__The task__
Sort through the data and copy the lines holding the word "Employees".

● ● ● ●

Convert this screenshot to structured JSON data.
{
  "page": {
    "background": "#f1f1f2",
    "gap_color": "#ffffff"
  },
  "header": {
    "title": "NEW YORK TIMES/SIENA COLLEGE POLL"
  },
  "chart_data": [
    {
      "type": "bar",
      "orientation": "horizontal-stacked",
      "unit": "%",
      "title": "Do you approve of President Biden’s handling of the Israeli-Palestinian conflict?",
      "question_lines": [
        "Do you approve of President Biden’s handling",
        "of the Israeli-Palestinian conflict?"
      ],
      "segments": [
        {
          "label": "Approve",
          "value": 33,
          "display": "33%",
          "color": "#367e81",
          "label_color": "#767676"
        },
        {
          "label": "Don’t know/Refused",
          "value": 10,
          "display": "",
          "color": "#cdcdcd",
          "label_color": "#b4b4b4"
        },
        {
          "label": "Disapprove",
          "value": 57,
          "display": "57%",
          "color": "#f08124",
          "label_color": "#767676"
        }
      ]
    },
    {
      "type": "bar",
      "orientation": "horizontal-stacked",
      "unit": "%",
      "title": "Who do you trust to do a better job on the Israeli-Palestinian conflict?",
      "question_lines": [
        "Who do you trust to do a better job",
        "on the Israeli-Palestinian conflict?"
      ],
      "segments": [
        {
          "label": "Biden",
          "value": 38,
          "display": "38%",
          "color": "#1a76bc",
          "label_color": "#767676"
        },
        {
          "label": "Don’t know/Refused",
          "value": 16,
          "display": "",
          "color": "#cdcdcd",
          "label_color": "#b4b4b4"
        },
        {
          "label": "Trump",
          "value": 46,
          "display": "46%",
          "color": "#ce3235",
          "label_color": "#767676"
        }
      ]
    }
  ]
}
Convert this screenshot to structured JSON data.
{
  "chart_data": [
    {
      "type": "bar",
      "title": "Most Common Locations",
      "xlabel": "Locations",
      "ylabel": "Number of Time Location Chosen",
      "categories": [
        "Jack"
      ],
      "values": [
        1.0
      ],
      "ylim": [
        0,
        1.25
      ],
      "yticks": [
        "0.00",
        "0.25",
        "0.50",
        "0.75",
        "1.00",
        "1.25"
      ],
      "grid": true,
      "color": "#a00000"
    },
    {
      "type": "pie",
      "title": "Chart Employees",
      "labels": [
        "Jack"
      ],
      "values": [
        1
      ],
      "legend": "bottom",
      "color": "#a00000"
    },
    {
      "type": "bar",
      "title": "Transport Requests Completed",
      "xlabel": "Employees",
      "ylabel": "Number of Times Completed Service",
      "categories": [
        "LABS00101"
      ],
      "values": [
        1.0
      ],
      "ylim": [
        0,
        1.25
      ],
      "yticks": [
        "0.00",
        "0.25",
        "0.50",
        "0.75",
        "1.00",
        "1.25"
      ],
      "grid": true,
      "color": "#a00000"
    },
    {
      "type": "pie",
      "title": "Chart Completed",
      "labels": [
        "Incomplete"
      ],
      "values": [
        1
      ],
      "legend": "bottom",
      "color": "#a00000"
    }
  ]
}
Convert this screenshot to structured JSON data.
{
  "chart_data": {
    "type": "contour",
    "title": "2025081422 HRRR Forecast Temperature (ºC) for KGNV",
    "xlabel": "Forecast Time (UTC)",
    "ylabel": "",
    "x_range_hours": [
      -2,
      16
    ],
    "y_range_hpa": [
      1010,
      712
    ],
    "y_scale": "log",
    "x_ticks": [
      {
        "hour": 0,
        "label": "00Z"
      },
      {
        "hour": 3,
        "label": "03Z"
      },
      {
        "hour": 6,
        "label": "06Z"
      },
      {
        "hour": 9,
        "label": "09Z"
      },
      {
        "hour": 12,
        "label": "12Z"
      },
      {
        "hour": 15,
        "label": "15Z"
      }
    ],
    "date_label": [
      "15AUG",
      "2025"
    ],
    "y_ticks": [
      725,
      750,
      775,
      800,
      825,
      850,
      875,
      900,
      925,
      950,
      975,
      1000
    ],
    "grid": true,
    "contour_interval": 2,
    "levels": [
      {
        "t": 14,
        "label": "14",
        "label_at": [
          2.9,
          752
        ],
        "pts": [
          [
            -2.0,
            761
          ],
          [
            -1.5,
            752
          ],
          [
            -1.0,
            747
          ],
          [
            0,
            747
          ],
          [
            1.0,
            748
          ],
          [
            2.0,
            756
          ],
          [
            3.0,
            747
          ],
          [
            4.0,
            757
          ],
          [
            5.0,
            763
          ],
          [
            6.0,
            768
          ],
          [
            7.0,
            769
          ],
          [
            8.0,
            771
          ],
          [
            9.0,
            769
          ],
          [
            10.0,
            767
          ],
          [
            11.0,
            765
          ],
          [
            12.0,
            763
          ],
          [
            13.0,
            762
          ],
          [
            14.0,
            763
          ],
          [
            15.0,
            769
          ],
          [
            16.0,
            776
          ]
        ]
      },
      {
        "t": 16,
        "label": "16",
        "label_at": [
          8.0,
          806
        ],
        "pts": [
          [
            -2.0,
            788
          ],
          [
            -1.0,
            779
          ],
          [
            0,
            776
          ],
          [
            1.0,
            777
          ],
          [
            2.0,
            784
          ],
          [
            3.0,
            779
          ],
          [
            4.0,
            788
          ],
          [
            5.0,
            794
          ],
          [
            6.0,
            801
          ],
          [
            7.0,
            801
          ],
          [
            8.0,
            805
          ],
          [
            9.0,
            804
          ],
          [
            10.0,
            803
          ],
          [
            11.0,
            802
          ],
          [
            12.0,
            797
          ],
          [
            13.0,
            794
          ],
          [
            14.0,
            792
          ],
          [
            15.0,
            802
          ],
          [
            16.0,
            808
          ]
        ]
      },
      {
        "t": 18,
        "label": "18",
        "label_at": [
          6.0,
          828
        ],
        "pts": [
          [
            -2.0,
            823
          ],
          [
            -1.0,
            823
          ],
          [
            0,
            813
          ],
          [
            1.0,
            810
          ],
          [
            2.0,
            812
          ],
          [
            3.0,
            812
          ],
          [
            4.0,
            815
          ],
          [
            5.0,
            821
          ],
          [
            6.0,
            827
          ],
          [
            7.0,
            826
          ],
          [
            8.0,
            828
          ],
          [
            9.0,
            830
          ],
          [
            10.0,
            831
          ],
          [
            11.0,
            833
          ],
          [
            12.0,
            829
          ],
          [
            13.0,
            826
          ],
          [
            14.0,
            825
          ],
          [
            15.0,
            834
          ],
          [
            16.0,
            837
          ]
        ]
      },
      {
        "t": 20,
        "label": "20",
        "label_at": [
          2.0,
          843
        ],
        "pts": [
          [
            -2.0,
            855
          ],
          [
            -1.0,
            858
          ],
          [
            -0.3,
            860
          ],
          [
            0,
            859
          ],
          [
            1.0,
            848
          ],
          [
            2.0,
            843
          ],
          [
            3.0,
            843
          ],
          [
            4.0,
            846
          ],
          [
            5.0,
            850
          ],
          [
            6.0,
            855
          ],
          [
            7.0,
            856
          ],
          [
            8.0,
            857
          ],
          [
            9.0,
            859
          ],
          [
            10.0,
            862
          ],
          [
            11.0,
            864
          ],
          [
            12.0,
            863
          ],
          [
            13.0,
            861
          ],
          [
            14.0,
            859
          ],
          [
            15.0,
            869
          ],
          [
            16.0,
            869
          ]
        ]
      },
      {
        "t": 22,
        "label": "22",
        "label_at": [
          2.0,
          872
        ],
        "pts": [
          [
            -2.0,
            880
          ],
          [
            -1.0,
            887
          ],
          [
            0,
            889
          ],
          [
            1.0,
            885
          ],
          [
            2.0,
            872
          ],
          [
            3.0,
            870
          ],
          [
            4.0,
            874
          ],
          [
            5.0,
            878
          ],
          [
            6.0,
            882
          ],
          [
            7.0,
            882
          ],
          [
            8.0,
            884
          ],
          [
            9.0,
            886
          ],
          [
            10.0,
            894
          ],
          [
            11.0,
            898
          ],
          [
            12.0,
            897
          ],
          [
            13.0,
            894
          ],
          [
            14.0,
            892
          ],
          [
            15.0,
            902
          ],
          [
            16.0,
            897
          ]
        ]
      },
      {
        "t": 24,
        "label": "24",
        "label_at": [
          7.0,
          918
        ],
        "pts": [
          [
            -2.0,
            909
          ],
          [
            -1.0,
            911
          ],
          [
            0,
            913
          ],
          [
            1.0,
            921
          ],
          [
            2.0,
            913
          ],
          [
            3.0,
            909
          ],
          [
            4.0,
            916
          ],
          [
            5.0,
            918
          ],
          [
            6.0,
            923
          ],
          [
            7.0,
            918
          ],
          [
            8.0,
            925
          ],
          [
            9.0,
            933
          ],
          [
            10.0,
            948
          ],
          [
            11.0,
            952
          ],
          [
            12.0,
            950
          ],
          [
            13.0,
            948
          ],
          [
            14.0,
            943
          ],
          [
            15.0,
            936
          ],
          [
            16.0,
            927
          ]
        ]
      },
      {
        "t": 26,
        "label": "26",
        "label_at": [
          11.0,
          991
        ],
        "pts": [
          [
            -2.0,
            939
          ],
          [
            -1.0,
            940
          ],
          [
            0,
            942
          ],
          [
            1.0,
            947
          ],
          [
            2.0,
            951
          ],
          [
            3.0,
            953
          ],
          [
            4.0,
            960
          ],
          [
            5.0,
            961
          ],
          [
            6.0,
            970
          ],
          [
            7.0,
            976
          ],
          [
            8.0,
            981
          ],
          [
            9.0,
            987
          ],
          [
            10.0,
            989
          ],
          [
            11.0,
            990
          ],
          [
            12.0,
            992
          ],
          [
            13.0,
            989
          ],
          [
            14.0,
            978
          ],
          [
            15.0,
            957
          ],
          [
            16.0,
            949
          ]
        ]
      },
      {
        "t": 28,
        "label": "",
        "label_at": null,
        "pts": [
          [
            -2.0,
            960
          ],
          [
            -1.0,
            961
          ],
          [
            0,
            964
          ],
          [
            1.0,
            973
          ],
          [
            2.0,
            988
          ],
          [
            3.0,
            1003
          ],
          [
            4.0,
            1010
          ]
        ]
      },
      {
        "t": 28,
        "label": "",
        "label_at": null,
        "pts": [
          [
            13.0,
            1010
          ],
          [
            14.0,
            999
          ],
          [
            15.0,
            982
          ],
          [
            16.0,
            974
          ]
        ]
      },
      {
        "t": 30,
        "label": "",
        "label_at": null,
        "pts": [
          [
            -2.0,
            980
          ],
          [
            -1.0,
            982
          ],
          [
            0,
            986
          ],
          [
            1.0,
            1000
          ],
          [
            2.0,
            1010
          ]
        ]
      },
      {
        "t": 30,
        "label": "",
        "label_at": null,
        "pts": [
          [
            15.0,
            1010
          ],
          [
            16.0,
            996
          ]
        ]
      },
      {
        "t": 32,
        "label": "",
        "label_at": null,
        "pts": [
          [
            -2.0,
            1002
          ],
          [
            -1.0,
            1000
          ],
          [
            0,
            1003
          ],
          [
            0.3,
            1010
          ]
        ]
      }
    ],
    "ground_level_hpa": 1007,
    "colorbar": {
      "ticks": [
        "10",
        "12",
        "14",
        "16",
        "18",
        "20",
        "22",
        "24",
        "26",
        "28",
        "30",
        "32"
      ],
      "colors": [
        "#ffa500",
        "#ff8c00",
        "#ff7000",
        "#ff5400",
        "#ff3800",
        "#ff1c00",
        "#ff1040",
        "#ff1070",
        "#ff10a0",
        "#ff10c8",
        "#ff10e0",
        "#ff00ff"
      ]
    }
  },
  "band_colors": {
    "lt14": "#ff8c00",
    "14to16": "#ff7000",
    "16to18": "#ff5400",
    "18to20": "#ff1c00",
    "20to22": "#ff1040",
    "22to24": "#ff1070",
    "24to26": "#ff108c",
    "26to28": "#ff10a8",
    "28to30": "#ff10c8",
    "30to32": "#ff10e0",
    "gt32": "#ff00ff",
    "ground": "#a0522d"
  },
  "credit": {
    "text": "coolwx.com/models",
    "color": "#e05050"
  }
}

● ● ● ●

__Solution to this exercise__
      "title": "Chart Employees",
      "xlabel": "Employees",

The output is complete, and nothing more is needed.